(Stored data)
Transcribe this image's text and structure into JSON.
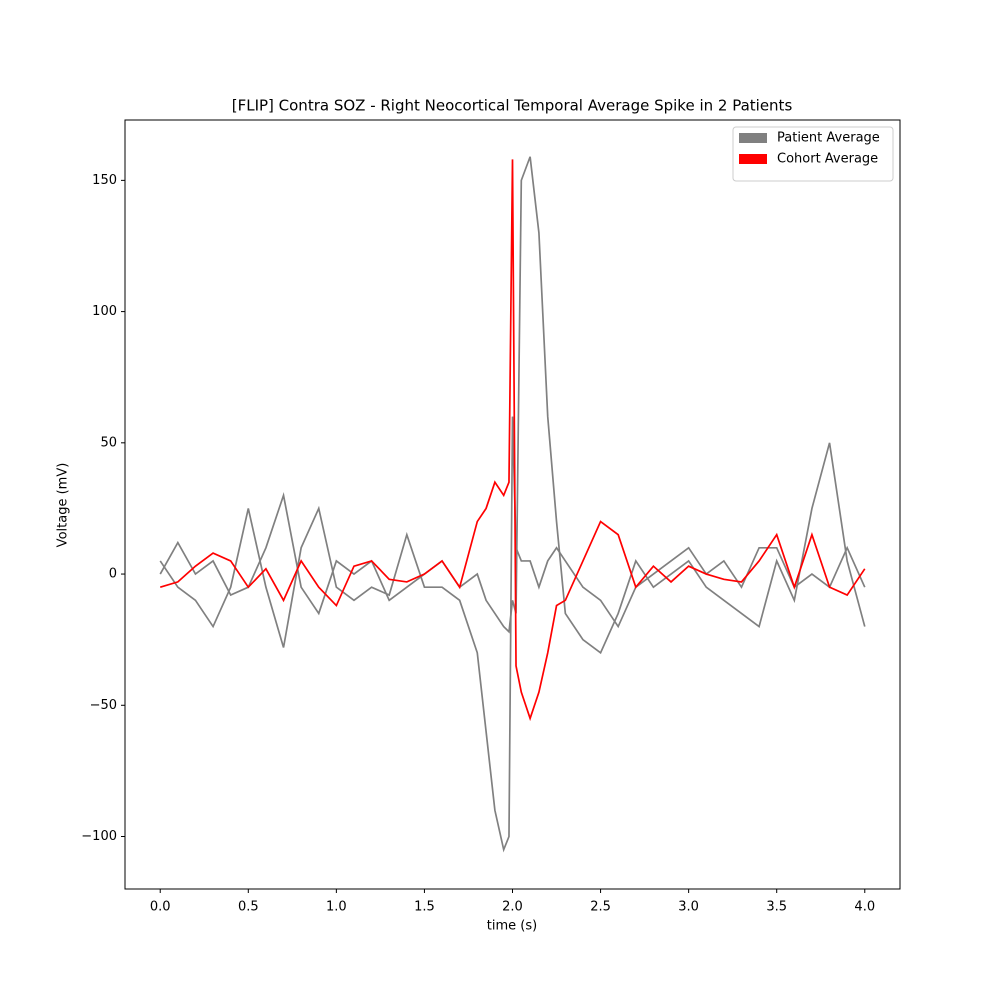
{
  "chart_data": {
    "type": "line",
    "title": "[FLIP] Contra SOZ - Right Neocortical Temporal Average Spike in 2 Patients",
    "xlabel": "time (s)",
    "ylabel": "Voltage (mV)",
    "x": [
      0,
      0.1,
      0.2,
      0.3,
      0.4,
      0.5,
      0.6,
      0.7,
      0.8,
      0.9,
      1.0,
      1.1,
      1.2,
      1.3,
      1.4,
      1.5,
      1.6,
      1.7,
      1.8,
      1.85,
      1.9,
      1.95,
      1.98,
      2.0,
      2.02,
      2.05,
      2.1,
      2.15,
      2.2,
      2.25,
      2.3,
      2.4,
      2.5,
      2.6,
      2.7,
      2.8,
      2.9,
      3.0,
      3.1,
      3.2,
      3.3,
      3.4,
      3.5,
      3.6,
      3.7,
      3.8,
      3.9,
      4.0
    ],
    "series": [
      {
        "name": "Patient Average",
        "color": "#808080",
        "values": [
          5,
          -5,
          -10,
          -20,
          -5,
          25,
          -5,
          -28,
          10,
          25,
          -5,
          -10,
          -5,
          -8,
          15,
          -5,
          -5,
          -10,
          -30,
          -60,
          -90,
          -105,
          -100,
          60,
          10,
          5,
          5,
          -5,
          5,
          10,
          5,
          -5,
          -10,
          -20,
          -5,
          0,
          5,
          10,
          0,
          5,
          -5,
          10,
          10,
          -5,
          0,
          -5,
          10,
          -5
        ]
      },
      {
        "color": "#808080",
        "values": [
          0,
          12,
          0,
          5,
          -8,
          -5,
          10,
          30,
          -5,
          -15,
          5,
          0,
          5,
          -10,
          -5,
          0,
          5,
          -5,
          0,
          -10,
          -15,
          -20,
          -22,
          -10,
          -15,
          150,
          159,
          130,
          60,
          20,
          -15,
          -25,
          -30,
          -15,
          5,
          -5,
          0,
          5,
          -5,
          -10,
          -15,
          -20,
          5,
          -10,
          25,
          50,
          5,
          -20
        ]
      },
      {
        "name": "Cohort Average",
        "color": "#ff0000",
        "values": [
          -5,
          -3,
          3,
          8,
          5,
          -5,
          2,
          -10,
          5,
          -5,
          -12,
          3,
          5,
          -2,
          -3,
          0,
          5,
          -5,
          20,
          25,
          35,
          30,
          35,
          158,
          -35,
          -45,
          -55,
          -45,
          -30,
          -12,
          -10,
          5,
          20,
          15,
          -5,
          3,
          -3,
          3,
          0,
          -2,
          -3,
          5,
          15,
          -5,
          15,
          -5,
          -8,
          2
        ]
      }
    ],
    "xlim": [
      -0.2,
      4.2
    ],
    "ylim": [
      -120,
      173
    ],
    "xticks": [
      {
        "value": 0,
        "label": "0.0"
      },
      {
        "value": 0.5,
        "label": "0.5"
      },
      {
        "value": 1,
        "label": "1.0"
      },
      {
        "value": 1.5,
        "label": "1.5"
      },
      {
        "value": 2,
        "label": "2.0"
      },
      {
        "value": 2.5,
        "label": "2.5"
      },
      {
        "value": 3,
        "label": "3.0"
      },
      {
        "value": 3.5,
        "label": "3.5"
      },
      {
        "value": 4,
        "label": "4.0"
      }
    ],
    "yticks": [
      {
        "value": -100,
        "label": "−100"
      },
      {
        "value": -50,
        "label": "−50"
      },
      0,
      50,
      100,
      150
    ],
    "legend": "upper right",
    "grid": false
  }
}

**What is needed**
A verbatim transcript of the entries above is required, with the pictures left out.

**Answer to this problem**
Transcribe this image's text and structure into JSON.
{
  "chart_data": {
    "type": "line",
    "title": "[FLIP] Contra SOZ - Right Neocortical Temporal Average Spike in 2 Patients",
    "xlabel": "time (s)",
    "ylabel": "Voltage (mV)",
    "x": [
      0,
      0.1,
      0.2,
      0.3,
      0.4,
      0.5,
      0.6,
      0.7,
      0.8,
      0.9,
      1.0,
      1.1,
      1.2,
      1.3,
      1.4,
      1.5,
      1.6,
      1.7,
      1.8,
      1.85,
      1.9,
      1.95,
      1.98,
      2.0,
      2.02,
      2.05,
      2.1,
      2.15,
      2.2,
      2.25,
      2.3,
      2.4,
      2.5,
      2.6,
      2.7,
      2.8,
      2.9,
      3.0,
      3.1,
      3.2,
      3.3,
      3.4,
      3.5,
      3.6,
      3.7,
      3.8,
      3.9,
      4.0
    ],
    "series": [
      {
        "name": "Patient Average",
        "color": "#808080",
        "values": [
          5,
          -5,
          -10,
          -20,
          -5,
          25,
          -5,
          -28,
          10,
          25,
          -5,
          -10,
          -5,
          -8,
          15,
          -5,
          -5,
          -10,
          -30,
          -60,
          -90,
          -105,
          -100,
          60,
          10,
          5,
          5,
          -5,
          5,
          10,
          5,
          -5,
          -10,
          -20,
          -5,
          0,
          5,
          10,
          0,
          5,
          -5,
          10,
          10,
          -5,
          0,
          -5,
          10,
          -5
        ]
      },
      {
        "color": "#808080",
        "values": [
          0,
          12,
          0,
          5,
          -8,
          -5,
          10,
          30,
          -5,
          -15,
          5,
          0,
          5,
          -10,
          -5,
          0,
          5,
          -5,
          0,
          -10,
          -15,
          -20,
          -22,
          -10,
          -15,
          150,
          159,
          130,
          60,
          20,
          -15,
          -25,
          -30,
          -15,
          5,
          -5,
          0,
          5,
          -5,
          -10,
          -15,
          -20,
          5,
          -10,
          25,
          50,
          5,
          -20
        ]
      },
      {
        "name": "Cohort Average",
        "color": "#ff0000",
        "values": [
          -5,
          -3,
          3,
          8,
          5,
          -5,
          2,
          -10,
          5,
          -5,
          -12,
          3,
          5,
          -2,
          -3,
          0,
          5,
          -5,
          20,
          25,
          35,
          30,
          35,
          158,
          -35,
          -45,
          -55,
          -45,
          -30,
          -12,
          -10,
          5,
          20,
          15,
          -5,
          3,
          -3,
          3,
          0,
          -2,
          -3,
          5,
          15,
          -5,
          15,
          -5,
          -8,
          2
        ]
      }
    ],
    "xlim": [
      -0.2,
      4.2
    ],
    "ylim": [
      -120,
      173
    ],
    "xticks": [
      {
        "value": 0,
        "label": "0.0"
      },
      {
        "value": 0.5,
        "label": "0.5"
      },
      {
        "value": 1,
        "label": "1.0"
      },
      {
        "value": 1.5,
        "label": "1.5"
      },
      {
        "value": 2,
        "label": "2.0"
      },
      {
        "value": 2.5,
        "label": "2.5"
      },
      {
        "value": 3,
        "label": "3.0"
      },
      {
        "value": 3.5,
        "label": "3.5"
      },
      {
        "value": 4,
        "label": "4.0"
      }
    ],
    "yticks": [
      {
        "value": -100,
        "label": "−100"
      },
      {
        "value": -50,
        "label": "−50"
      },
      0,
      50,
      100,
      150
    ],
    "legend": "upper right",
    "grid": false
  }
}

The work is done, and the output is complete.